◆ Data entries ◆
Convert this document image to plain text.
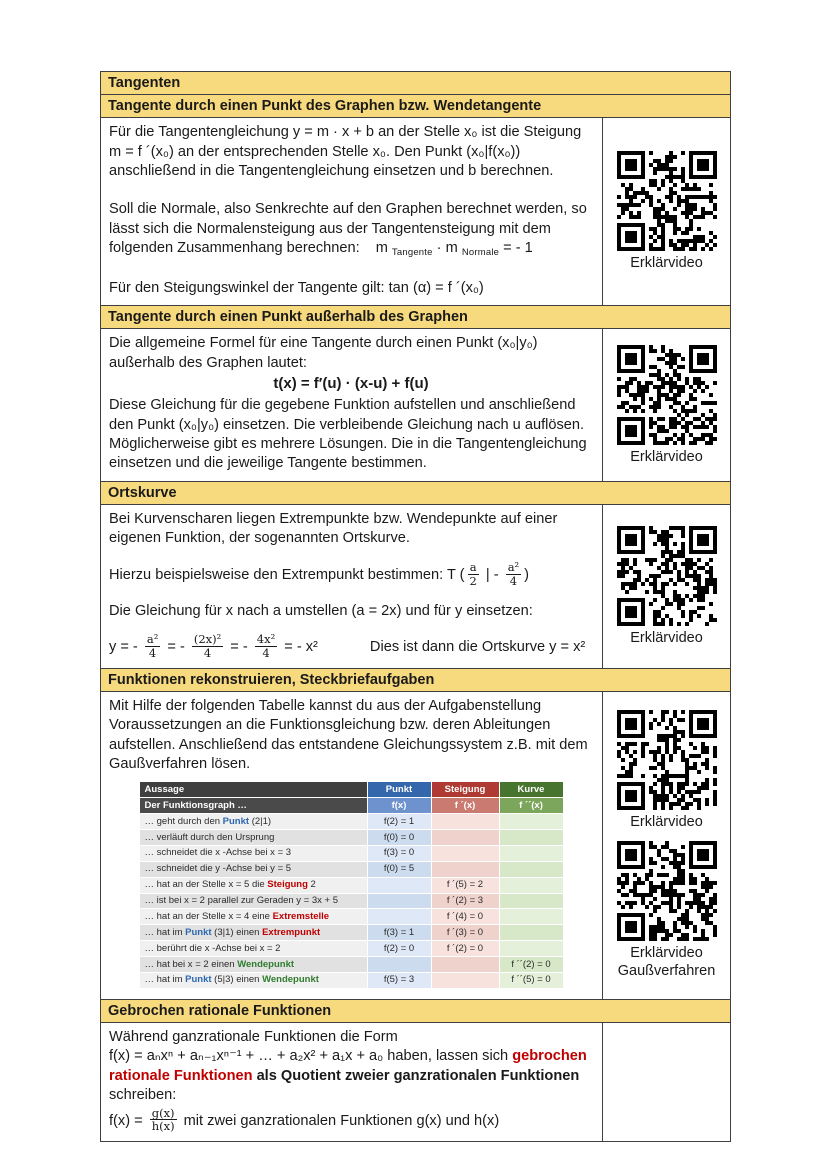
Tangenten
Tangente durch einen Punkt des Graphen bzw. Wendetangente

Für die Tangentengleichung y = m · x + b an der Stelle x₀ ist die Steigung m = f ´(x₀) an der entsprechenden Stelle x₀. Den Punkt (x₀|f(x₀)) anschließend in die Tangentengleichung einsetzen und b berechnen.

Soll die Normale, also Senkrechte auf den Graphen berechnet werden, so lässt sich die Normalensteigung aus der Tangentensteigung mit dem folgenden Zusammenhang berechnen: m $_{Tangente}$ · m $_{Normale}$ = - 1

Für den Steigungswinkel der Tangente gilt: tan (α) = f ´(x₀)

Erklärvideo
Tangente durch einen Punkt außerhalb des Graphen

Die allgemeine Formel für eine Tangente durch einen Punkt (x₀|y₀) außerhalb des Graphen lautet:

t(x) = f′(u) · (x-u) + f(u)

Diese Gleichung für die gegebene Funktion aufstellen und anschließend den Punkt (x₀|y₀) einsetzen. Die verbleibende Gleichung nach u auflösen. Möglicherweise gibt es mehrere Lösungen. Die in die Tangentengleichung einsetzen und die jeweilige Tangente bestimmen.	Erklärvideo
Ortskurve

Bei Kurvenscharen liegen Extrempunkte bzw. Wendepunkte auf einer eigenen Funktion, der sogenannten Ortskurve.

Hierzu beispielsweise den Extrempunkt bestimmen: T ( $\frac{a}{2}$ | - $\frac{\text{a²}}{4}$ )

Die Gleichung für x nach a umstellen (a = 2x) und für y einsetzen:

y = - $\frac{\text{a²}}{4}$ = - $\frac{\text{(2x)²}}{4}$ = - $\frac{\text{4x²}}{4}$ = - x²	Dies ist dann die Ortskurve y = x²

Erklärvideo
Funktionen rekonstruieren, Steckbriefaufgaben

Mit Hilfe der folgenden Tabelle kannst du aus der Aufgabenstellung Voraussetzungen an die Funktionsgleichung bzw. deren Ableitungen aufstellen. Anschließend das entstandene Gleichungssystem z.B. mit dem Gaußverfahren lösen.

Aussage	Punkt	Steigung	Kurve
Der Funktionsgraph …	f(x)	f ´(x)	f ´´(x)
… geht durch den Punkt (2|1)	f(2) = 1		
… verläuft durch den Ursprung	f(0) = 0		
… schneidet die x -Achse bei x = 3	f(3) = 0		
… schneidet die y -Achse bei y = 5	f(0) = 5		
… hat an der Stelle x = 5 die Steigung 2		f ´(5) = 2	
… ist bei x = 2 parallel zur Geraden y = 3x + 5		f ´(2) = 3	
… hat an der Stelle x = 4 eine Extremstelle		f ´(4) = 0	
… hat im Punkt (3|1) einen Extrempunkt	f(3) = 1	f ´(3) = 0	
… berührt die x -Achse bei x = 2	f(2) = 0	f ´(2) = 0	
… hat bei x = 2 einen Wendepunkt			f ´´(2) = 0
… hat im Punkt (5|3) einen Wendepunkt	f(5) = 3		f ´´(5) = 0
Erklärvideo
Erklärvideo
Gaußverfahren
Gebrochen rationale Funktionen

Während ganzrationale Funktionen die Form

f(x) = aₙxⁿ + aₙ₋₁xⁿ⁻¹ + … + a₂x² + a₁x + a₀ haben, lassen sich gebrochen rationale Funktionen als Quotient zweier ganzrationalen Funktionen schreiben:

$f(x) = \frac{g(x)}{h(x)}$ mit zwei ganzrationalen Funktionen g(x) und h(x)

◆ Exercise ◆
Leave out every picture and copy the rest of the records exactly.

◆ The result ◆
Convert this document image to plain text.
Tangenten
Tangente durch einen Punkt des Graphen bzw. Wendetangente

Für die Tangentengleichung y = m · x + b an der Stelle x₀ ist die Steigung m = f ´(x₀) an der entsprechenden Stelle x₀. Den Punkt (x₀|f(x₀)) anschließend in die Tangentengleichung einsetzen und b berechnen.

Soll die Normale, also Senkrechte auf den Graphen berechnet werden, so lässt sich die Normalensteigung aus der Tangentensteigung mit dem folgenden Zusammenhang berechnen: m $_{Tangente}$ · m $_{Normale}$ = - 1

Für den Steigungswinkel der Tangente gilt: tan (α) = f ´(x₀)

Erklärvideo
Tangente durch einen Punkt außerhalb des Graphen

Die allgemeine Formel für eine Tangente durch einen Punkt (x₀|y₀) außerhalb des Graphen lautet:

t(x) = f′(u) · (x-u) + f(u)

Diese Gleichung für die gegebene Funktion aufstellen und anschließend den Punkt (x₀|y₀) einsetzen. Die verbleibende Gleichung nach u auflösen. Möglicherweise gibt es mehrere Lösungen. Die in die Tangentengleichung einsetzen und die jeweilige Tangente bestimmen.	Erklärvideo
Ortskurve

Bei Kurvenscharen liegen Extrempunkte bzw. Wendepunkte auf einer eigenen Funktion, der sogenannten Ortskurve.

Hierzu beispielsweise den Extrempunkt bestimmen: T ( $\frac{a}{2}$ | - $\frac{\text{a²}}{4}$ )

Die Gleichung für x nach a umstellen (a = 2x) und für y einsetzen:

y = - $\frac{\text{a²}}{4}$ = - $\frac{\text{(2x)²}}{4}$ = - $\frac{\text{4x²}}{4}$ = - x²	Dies ist dann die Ortskurve y = x²

Erklärvideo
Funktionen rekonstruieren, Steckbriefaufgaben

Mit Hilfe der folgenden Tabelle kannst du aus der Aufgabenstellung Voraussetzungen an die Funktionsgleichung bzw. deren Ableitungen aufstellen. Anschließend das entstandene Gleichungssystem z.B. mit dem Gaußverfahren lösen.

Aussage	Punkt	Steigung	Kurve
Der Funktionsgraph …	f(x)	f ´(x)	f ´´(x)
… geht durch den Punkt (2|1)	f(2) = 1		
… verläuft durch den Ursprung	f(0) = 0		
… schneidet die x -Achse bei x = 3	f(3) = 0		
… schneidet die y -Achse bei y = 5	f(0) = 5		
… hat an der Stelle x = 5 die Steigung 2		f ´(5) = 2	
… ist bei x = 2 parallel zur Geraden y = 3x + 5		f ´(2) = 3	
… hat an der Stelle x = 4 eine Extremstelle		f ´(4) = 0	
… hat im Punkt (3|1) einen Extrempunkt	f(3) = 1	f ´(3) = 0	
… berührt die x -Achse bei x = 2	f(2) = 0	f ´(2) = 0	
… hat bei x = 2 einen Wendepunkt			f ´´(2) = 0
… hat im Punkt (5|3) einen Wendepunkt	f(5) = 3		f ´´(5) = 0
Erklärvideo
Erklärvideo
Gaußverfahren
Gebrochen rationale Funktionen

Während ganzrationale Funktionen die Form

f(x) = aₙxⁿ + aₙ₋₁xⁿ⁻¹ + … + a₂x² + a₁x + a₀ haben, lassen sich gebrochen rationale Funktionen als Quotient zweier ganzrationalen Funktionen schreiben:

$f(x) = \frac{g(x)}{h(x)}$ mit zwei ganzrationalen Funktionen g(x) und h(x)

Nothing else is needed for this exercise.